◆ Written task: Write out the records beneath this line exactly as they appear, minus any images.

◆ Rows:
::::

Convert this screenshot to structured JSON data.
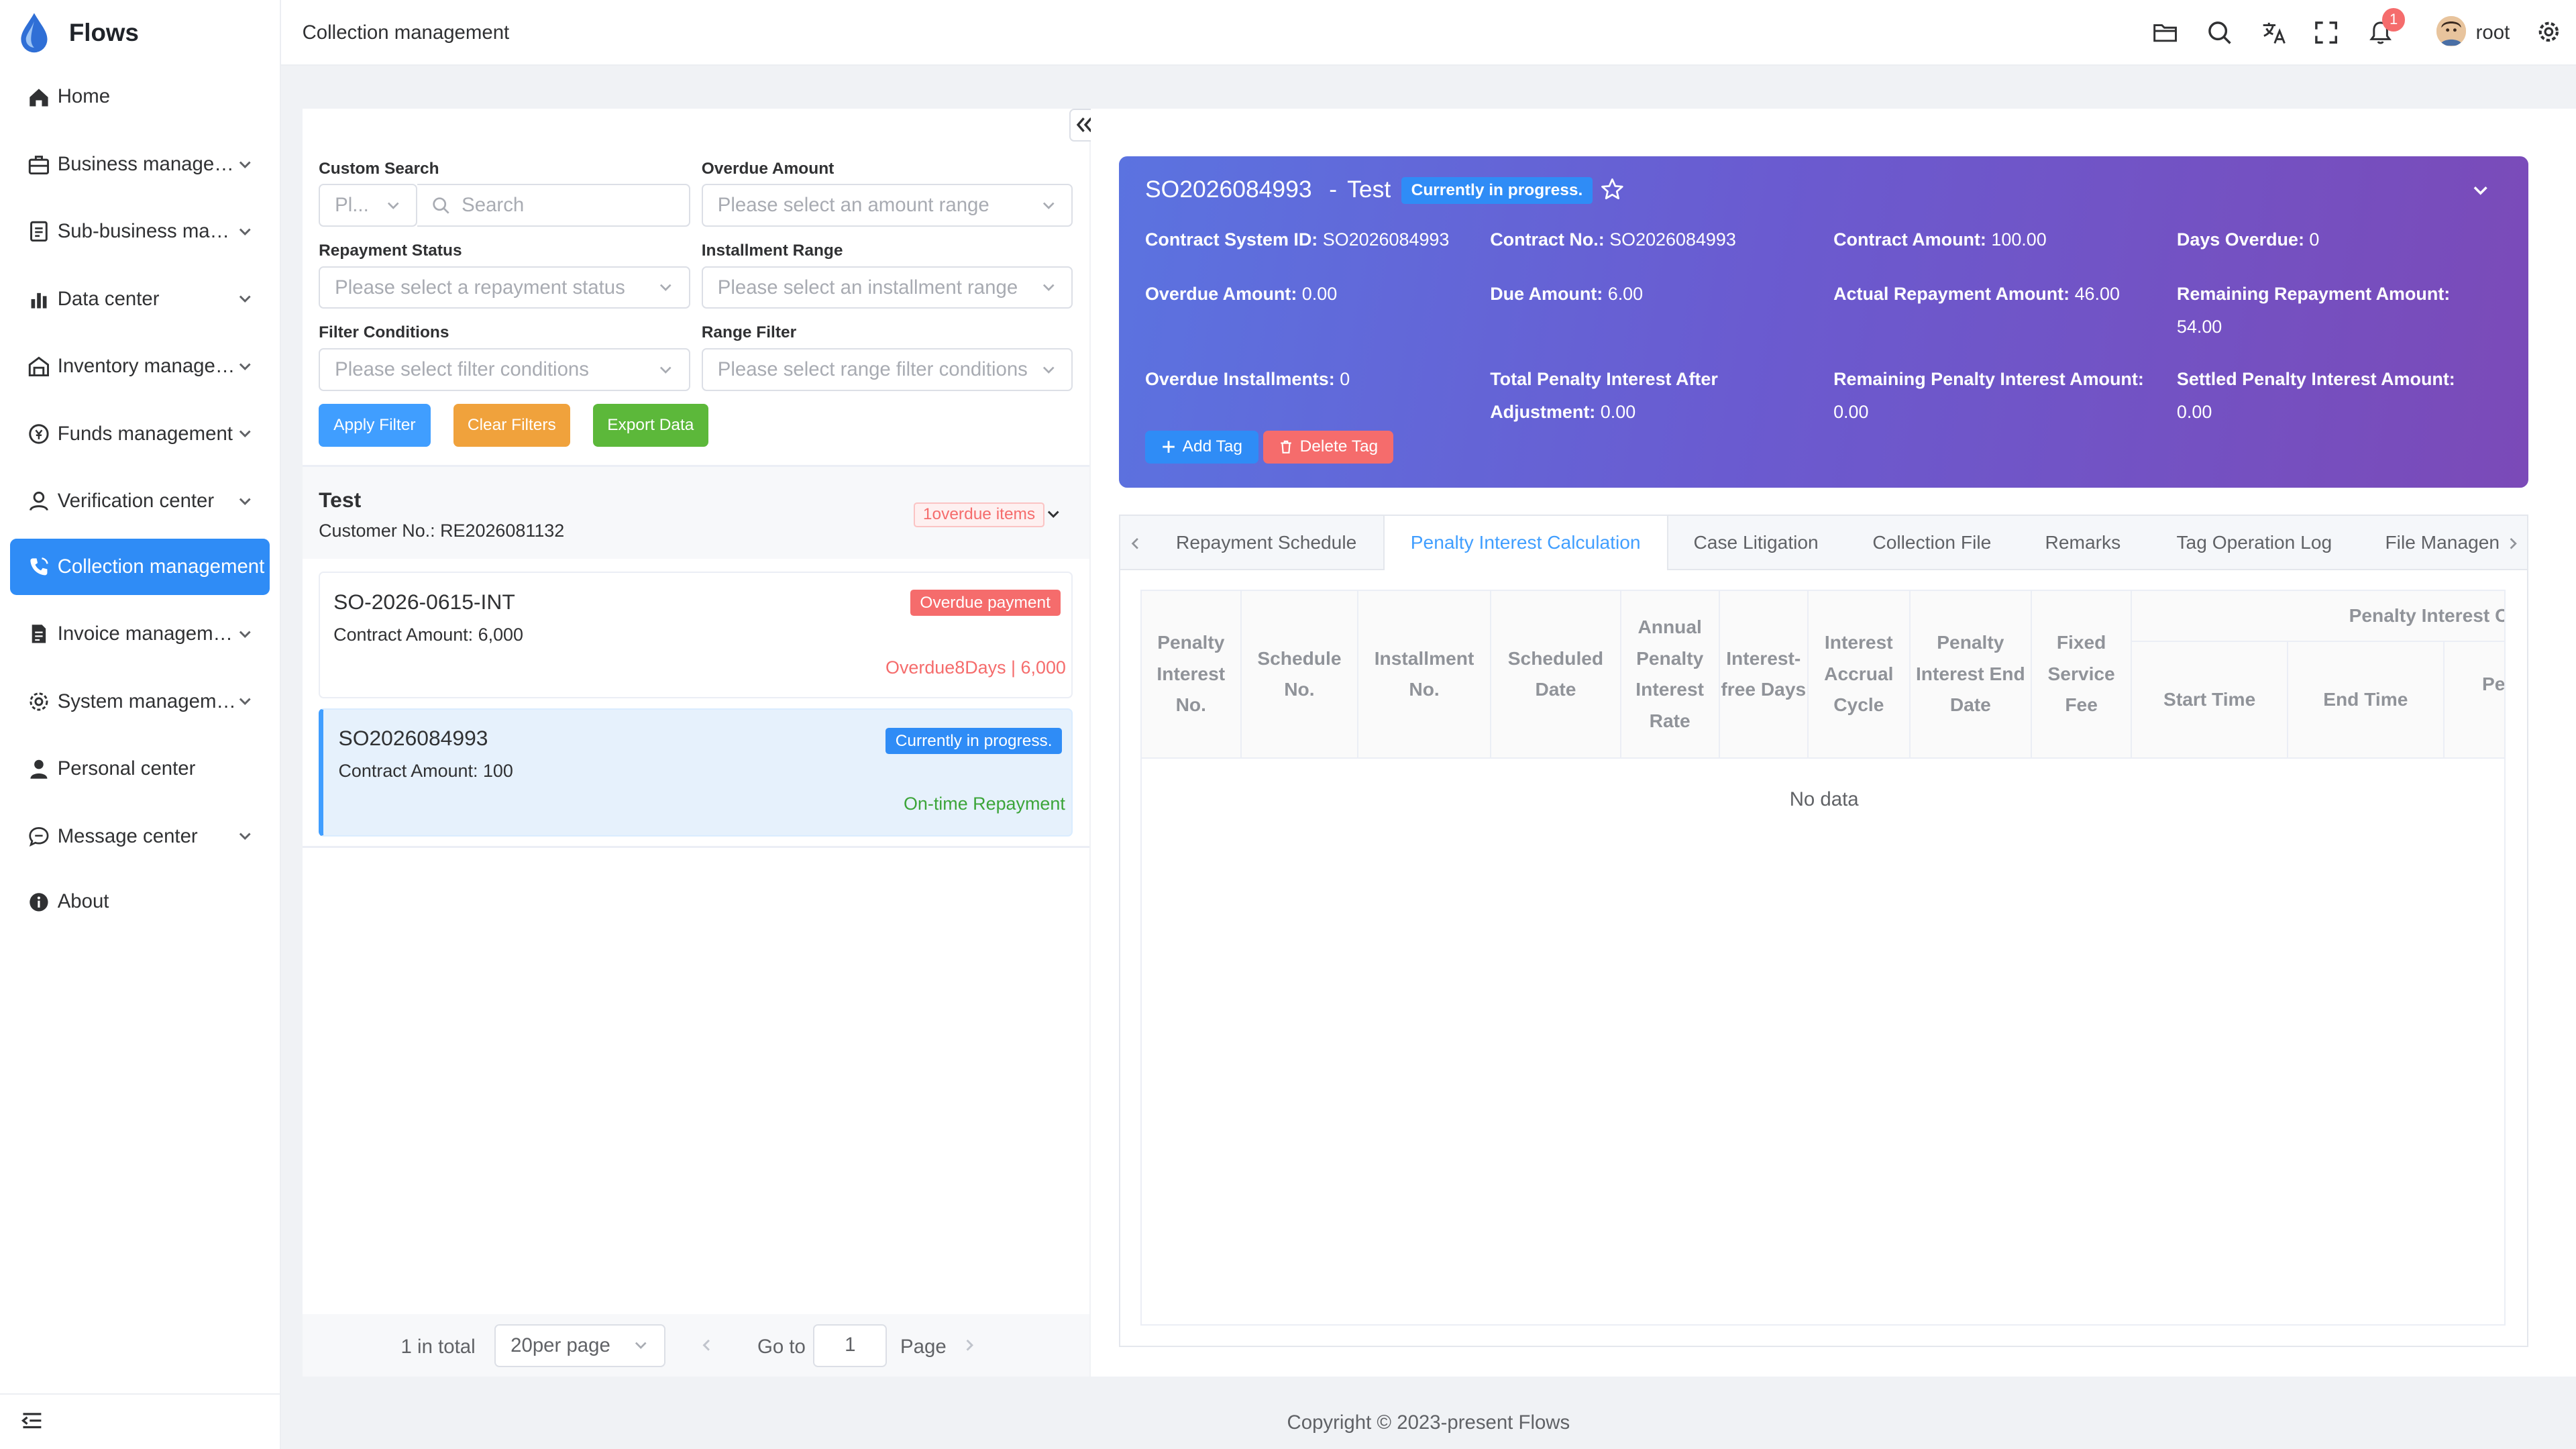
{
  "app": {
    "name": "Flows"
  },
  "sidebar": {
    "items": [
      {
        "label": "Home",
        "icon": "home-icon"
      },
      {
        "label": "Business management",
        "icon": "briefcase-icon"
      },
      {
        "label": "Sub-business management",
        "icon": "document-icon"
      },
      {
        "label": "Data center",
        "icon": "bar-chart-icon"
      },
      {
        "label": "Inventory management",
        "icon": "warehouse-icon"
      },
      {
        "label": "Funds management",
        "icon": "money-icon"
      },
      {
        "label": "Verification center",
        "icon": "user-check-icon"
      },
      {
        "label": "Collection management",
        "icon": "phone-icon",
        "active": true
      },
      {
        "label": "Invoice management",
        "icon": "invoice-icon"
      },
      {
        "label": "System management",
        "icon": "gear-icon"
      },
      {
        "label": "Personal center",
        "icon": "person-icon"
      },
      {
        "label": "Message center",
        "icon": "chat-icon"
      },
      {
        "label": "About",
        "icon": "info-icon"
      }
    ]
  },
  "header": {
    "breadcrumb": "Collection management",
    "notification_count": "1",
    "username": "root"
  },
  "filters": {
    "custom_search": {
      "label": "Custom Search",
      "select_placeholder": "Pl...",
      "input_placeholder": "Search"
    },
    "overdue_amount": {
      "label": "Overdue Amount",
      "placeholder": "Please select an amount range"
    },
    "repayment_status": {
      "label": "Repayment Status",
      "placeholder": "Please select a repayment status"
    },
    "installment_range": {
      "label": "Installment Range",
      "placeholder": "Please select an installment range"
    },
    "filter_conditions": {
      "label": "Filter Conditions",
      "placeholder": "Please select filter conditions"
    },
    "range_filter": {
      "label": "Range Filter",
      "placeholder": "Please select range filter conditions"
    },
    "apply_label": "Apply Filter",
    "clear_label": "Clear Filters",
    "export_label": "Export Data"
  },
  "customer": {
    "name": "Test",
    "number_text": "Customer No.: RE2026081132",
    "overdue_badge": "1overdue items"
  },
  "contracts": [
    {
      "id": "SO-2026-0615-INT",
      "amount_text": "Contract Amount: 6,000",
      "status": "Overdue payment",
      "note": "Overdue8Days | 6,000"
    },
    {
      "id": "SO2026084993",
      "amount_text": "Contract Amount: 100",
      "status": "Currently in progress.",
      "note": "On-time Repayment"
    }
  ],
  "pagination": {
    "total_text": "1 in total",
    "page_size": "20per page",
    "goto_label": "Go to",
    "page_value": "1",
    "page_label": "Page"
  },
  "detail": {
    "contract_id": "SO2026084993",
    "separator": "-",
    "customer_name": "Test",
    "status": "Currently in progress.",
    "fields": {
      "contract_system_id": {
        "label": "Contract System ID:",
        "value": "SO2026084993"
      },
      "contract_no": {
        "label": "Contract No.:",
        "value": "SO2026084993"
      },
      "contract_amount": {
        "label": "Contract Amount:",
        "value": "100.00"
      },
      "days_overdue": {
        "label": "Days Overdue:",
        "value": "0"
      },
      "overdue_amount": {
        "label": "Overdue Amount:",
        "value": "0.00"
      },
      "due_amount": {
        "label": "Due Amount:",
        "value": "6.00"
      },
      "actual_repayment": {
        "label": "Actual Repayment Amount:",
        "value": "46.00"
      },
      "remaining_repayment": {
        "label": "Remaining Repayment Amount:",
        "value": "54.00"
      },
      "overdue_installments": {
        "label": "Overdue Installments:",
        "value": "0"
      },
      "total_penalty_after": {
        "label": "Total Penalty Interest After Adjustment:",
        "value": "0.00"
      },
      "remaining_penalty": {
        "label": "Remaining Penalty Interest Amount:",
        "value": "0.00"
      },
      "settled_penalty": {
        "label": "Settled Penalty Interest Amount:",
        "value": "0.00"
      }
    },
    "add_tag_label": "Add Tag",
    "delete_tag_label": "Delete Tag"
  },
  "tabs": [
    "Repayment Schedule",
    "Penalty Interest Calculation",
    "Case Litigation",
    "Collection File",
    "Remarks",
    "Tag Operation Log",
    "File Managen"
  ],
  "active_tab": "Penalty Interest Calculation",
  "table": {
    "group_header": "Penalty Interest C",
    "columns": [
      "Penalty Interest No.",
      "Schedule No.",
      "Installment No.",
      "Scheduled Date",
      "Annual Penalty Interest Rate",
      "Interest-free Days",
      "Interest Accrual Cycle",
      "Penalty Interest End Date",
      "Fixed Service Fee"
    ],
    "sub_columns": [
      "Start Time",
      "End Time",
      "Per Inte Da"
    ],
    "empty_text": "No data"
  },
  "footer": {
    "copyright": "Copyright © 2023-present Flows"
  },
  "colors": {
    "primary": "#2f8cf6",
    "danger": "#f56c6c",
    "warning": "#f0a23c",
    "success": "#5cb83a",
    "hero_start": "#5b73e0",
    "hero_end": "#7b4ab8"
  }
}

::::

◆ Output for this exercise:
Convert this screenshot to structured JSON data.
{
  "app": {
    "name": "Flows"
  },
  "sidebar": {
    "items": [
      {
        "label": "Home",
        "icon": "home-icon"
      },
      {
        "label": "Business management",
        "icon": "briefcase-icon"
      },
      {
        "label": "Sub-business management",
        "icon": "document-icon"
      },
      {
        "label": "Data center",
        "icon": "bar-chart-icon"
      },
      {
        "label": "Inventory management",
        "icon": "warehouse-icon"
      },
      {
        "label": "Funds management",
        "icon": "money-icon"
      },
      {
        "label": "Verification center",
        "icon": "user-check-icon"
      },
      {
        "label": "Collection management",
        "icon": "phone-icon",
        "active": true
      },
      {
        "label": "Invoice management",
        "icon": "invoice-icon"
      },
      {
        "label": "System management",
        "icon": "gear-icon"
      },
      {
        "label": "Personal center",
        "icon": "person-icon"
      },
      {
        "label": "Message center",
        "icon": "chat-icon"
      },
      {
        "label": "About",
        "icon": "info-icon"
      }
    ]
  },
  "header": {
    "breadcrumb": "Collection management",
    "notification_count": "1",
    "username": "root"
  },
  "filters": {
    "custom_search": {
      "label": "Custom Search",
      "select_placeholder": "Pl...",
      "input_placeholder": "Search"
    },
    "overdue_amount": {
      "label": "Overdue Amount",
      "placeholder": "Please select an amount range"
    },
    "repayment_status": {
      "label": "Repayment Status",
      "placeholder": "Please select a repayment status"
    },
    "installment_range": {
      "label": "Installment Range",
      "placeholder": "Please select an installment range"
    },
    "filter_conditions": {
      "label": "Filter Conditions",
      "placeholder": "Please select filter conditions"
    },
    "range_filter": {
      "label": "Range Filter",
      "placeholder": "Please select range filter conditions"
    },
    "apply_label": "Apply Filter",
    "clear_label": "Clear Filters",
    "export_label": "Export Data"
  },
  "customer": {
    "name": "Test",
    "number_text": "Customer No.: RE2026081132",
    "overdue_badge": "1overdue items"
  },
  "contracts": [
    {
      "id": "SO-2026-0615-INT",
      "amount_text": "Contract Amount: 6,000",
      "status": "Overdue payment",
      "note": "Overdue8Days | 6,000"
    },
    {
      "id": "SO2026084993",
      "amount_text": "Contract Amount: 100",
      "status": "Currently in progress.",
      "note": "On-time Repayment"
    }
  ],
  "pagination": {
    "total_text": "1 in total",
    "page_size": "20per page",
    "goto_label": "Go to",
    "page_value": "1",
    "page_label": "Page"
  },
  "detail": {
    "contract_id": "SO2026084993",
    "separator": "-",
    "customer_name": "Test",
    "status": "Currently in progress.",
    "fields": {
      "contract_system_id": {
        "label": "Contract System ID:",
        "value": "SO2026084993"
      },
      "contract_no": {
        "label": "Contract No.:",
        "value": "SO2026084993"
      },
      "contract_amount": {
        "label": "Contract Amount:",
        "value": "100.00"
      },
      "days_overdue": {
        "label": "Days Overdue:",
        "value": "0"
      },
      "overdue_amount": {
        "label": "Overdue Amount:",
        "value": "0.00"
      },
      "due_amount": {
        "label": "Due Amount:",
        "value": "6.00"
      },
      "actual_repayment": {
        "label": "Actual Repayment Amount:",
        "value": "46.00"
      },
      "remaining_repayment": {
        "label": "Remaining Repayment Amount:",
        "value": "54.00"
      },
      "overdue_installments": {
        "label": "Overdue Installments:",
        "value": "0"
      },
      "total_penalty_after": {
        "label": "Total Penalty Interest After Adjustment:",
        "value": "0.00"
      },
      "remaining_penalty": {
        "label": "Remaining Penalty Interest Amount:",
        "value": "0.00"
      },
      "settled_penalty": {
        "label": "Settled Penalty Interest Amount:",
        "value": "0.00"
      }
    },
    "add_tag_label": "Add Tag",
    "delete_tag_label": "Delete Tag"
  },
  "tabs": [
    "Repayment Schedule",
    "Penalty Interest Calculation",
    "Case Litigation",
    "Collection File",
    "Remarks",
    "Tag Operation Log",
    "File Managen"
  ],
  "active_tab": "Penalty Interest Calculation",
  "table": {
    "group_header": "Penalty Interest C",
    "columns": [
      "Penalty Interest No.",
      "Schedule No.",
      "Installment No.",
      "Scheduled Date",
      "Annual Penalty Interest Rate",
      "Interest-free Days",
      "Interest Accrual Cycle",
      "Penalty Interest End Date",
      "Fixed Service Fee"
    ],
    "sub_columns": [
      "Start Time",
      "End Time",
      "Per Inte Da"
    ],
    "empty_text": "No data"
  },
  "footer": {
    "copyright": "Copyright © 2023-present Flows"
  },
  "colors": {
    "primary": "#2f8cf6",
    "danger": "#f56c6c",
    "warning": "#f0a23c",
    "success": "#5cb83a",
    "hero_start": "#5b73e0",
    "hero_end": "#7b4ab8"
  }
}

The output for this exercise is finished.